Stored records:

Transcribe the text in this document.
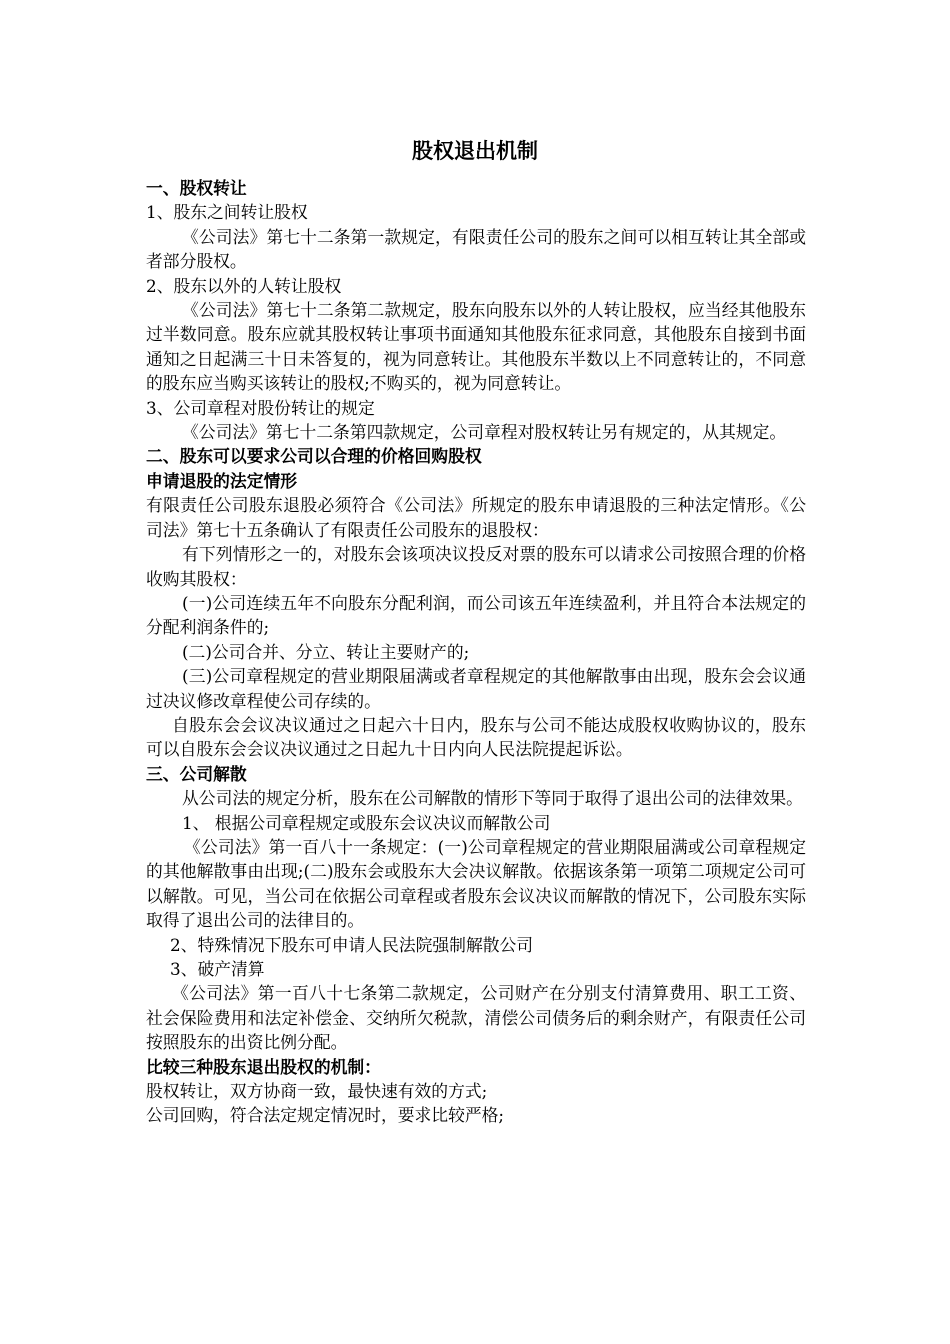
股权退出机制

一、股权转让

1、股东之间转让股权

《公司法》第七十二条第一款规定，有限责任公司的股东之间可以相互转让其全部或者部分股权。

2、股东以外的人转让股权

《公司法》第七十二条第二款规定，股东向股东以外的人转让股权，应当经其他股东过半数同意。股东应就其股权转让事项书面通知其他股东征求同意，其他股东自接到书面通知之日起满三十日未答复的，视为同意转让。其他股东半数以上不同意转让的，不同意的股东应当购买该转让的股权;不购买的，视为同意转让。

3、公司章程对股份转让的规定

《公司法》第七十二条第四款规定，公司章程对股权转让另有规定的，从其规定。

二、股东可以要求公司以合理的价格回购股权

申请退股的法定情形

有限责任公司股东退股必须符合《公司法》所规定的股东申请退股的三种法定情形。《公司法》第七十五条确认了有限责任公司股东的退股权：

有下列情形之一的，对股东会该项决议投反对票的股东可以请求公司按照合理的价格收购其股权：

(一)公司连续五年不向股东分配利润，而公司该五年连续盈利，并且符合本法规定的分配利润条件的;

(二)公司合并、分立、转让主要财产的;

(三)公司章程规定的营业期限届满或者章程规定的其他解散事由出现，股东会会议通过决议修改章程使公司存续的。

自股东会会议决议通过之日起六十日内，股东与公司不能达成股权收购协议的，股东可以自股东会会议决议通过之日起九十日内向人民法院提起诉讼。

三、公司解散

从公司法的规定分析，股东在公司解散的情形下等同于取得了退出公司的法律效果。

1、 根据公司章程规定或股东会议决议而解散公司

《公司法》第一百八十一条规定：(一)公司章程规定的营业期限届满或公司章程规定的其他解散事由出现;(二)股东会或股东大会决议解散。依据该条第一项第二项规定公司可以解散。可见，当公司在依据公司章程或者股东会议决议而解散的情况下，公司股东实际取得了退出公司的法律目的。

2、特殊情况下股东可申请人民法院强制解散公司

3、破产清算

《公司法》第一百八十七条第二款规定，公司财产在分别支付清算费用、职工工资、社会保险费用和法定补偿金、交纳所欠税款，清偿公司债务后的剩余财产，有限责任公司按照股东的出资比例分配。

比较三种股东退出股权的机制：

股权转让，双方协商一致，最快速有效的方式;

公司回购，符合法定规定情况时，要求比较严格;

WHAT NEEDS TO BE DONE.
The records above are to be reproduced exactly; the pictures are to be left out.

THE RESPONSE.
Transcribe the text in this document.
股权退出机制

一、股权转让

1、股东之间转让股权

《公司法》第七十二条第一款规定，有限责任公司的股东之间可以相互转让其全部或者部分股权。

2、股东以外的人转让股权

《公司法》第七十二条第二款规定，股东向股东以外的人转让股权，应当经其他股东过半数同意。股东应就其股权转让事项书面通知其他股东征求同意，其他股东自接到书面通知之日起满三十日未答复的，视为同意转让。其他股东半数以上不同意转让的，不同意的股东应当购买该转让的股权;不购买的，视为同意转让。

3、公司章程对股份转让的规定

《公司法》第七十二条第四款规定，公司章程对股权转让另有规定的，从其规定。

二、股东可以要求公司以合理的价格回购股权

申请退股的法定情形

有限责任公司股东退股必须符合《公司法》所规定的股东申请退股的三种法定情形。《公司法》第七十五条确认了有限责任公司股东的退股权：

有下列情形之一的，对股东会该项决议投反对票的股东可以请求公司按照合理的价格收购其股权：

(一)公司连续五年不向股东分配利润，而公司该五年连续盈利，并且符合本法规定的分配利润条件的;

(二)公司合并、分立、转让主要财产的;

(三)公司章程规定的营业期限届满或者章程规定的其他解散事由出现，股东会会议通过决议修改章程使公司存续的。

自股东会会议决议通过之日起六十日内，股东与公司不能达成股权收购协议的，股东可以自股东会会议决议通过之日起九十日内向人民法院提起诉讼。

三、公司解散

从公司法的规定分析，股东在公司解散的情形下等同于取得了退出公司的法律效果。

1、 根据公司章程规定或股东会议决议而解散公司

《公司法》第一百八十一条规定：(一)公司章程规定的营业期限届满或公司章程规定的其他解散事由出现;(二)股东会或股东大会决议解散。依据该条第一项第二项规定公司可以解散。可见，当公司在依据公司章程或者股东会议决议而解散的情况下，公司股东实际取得了退出公司的法律目的。

2、特殊情况下股东可申请人民法院强制解散公司

3、破产清算

《公司法》第一百八十七条第二款规定，公司财产在分别支付清算费用、职工工资、社会保险费用和法定补偿金、交纳所欠税款，清偿公司债务后的剩余财产，有限责任公司按照股东的出资比例分配。

比较三种股东退出股权的机制：

股权转让，双方协商一致，最快速有效的方式;

公司回购，符合法定规定情况时，要求比较严格;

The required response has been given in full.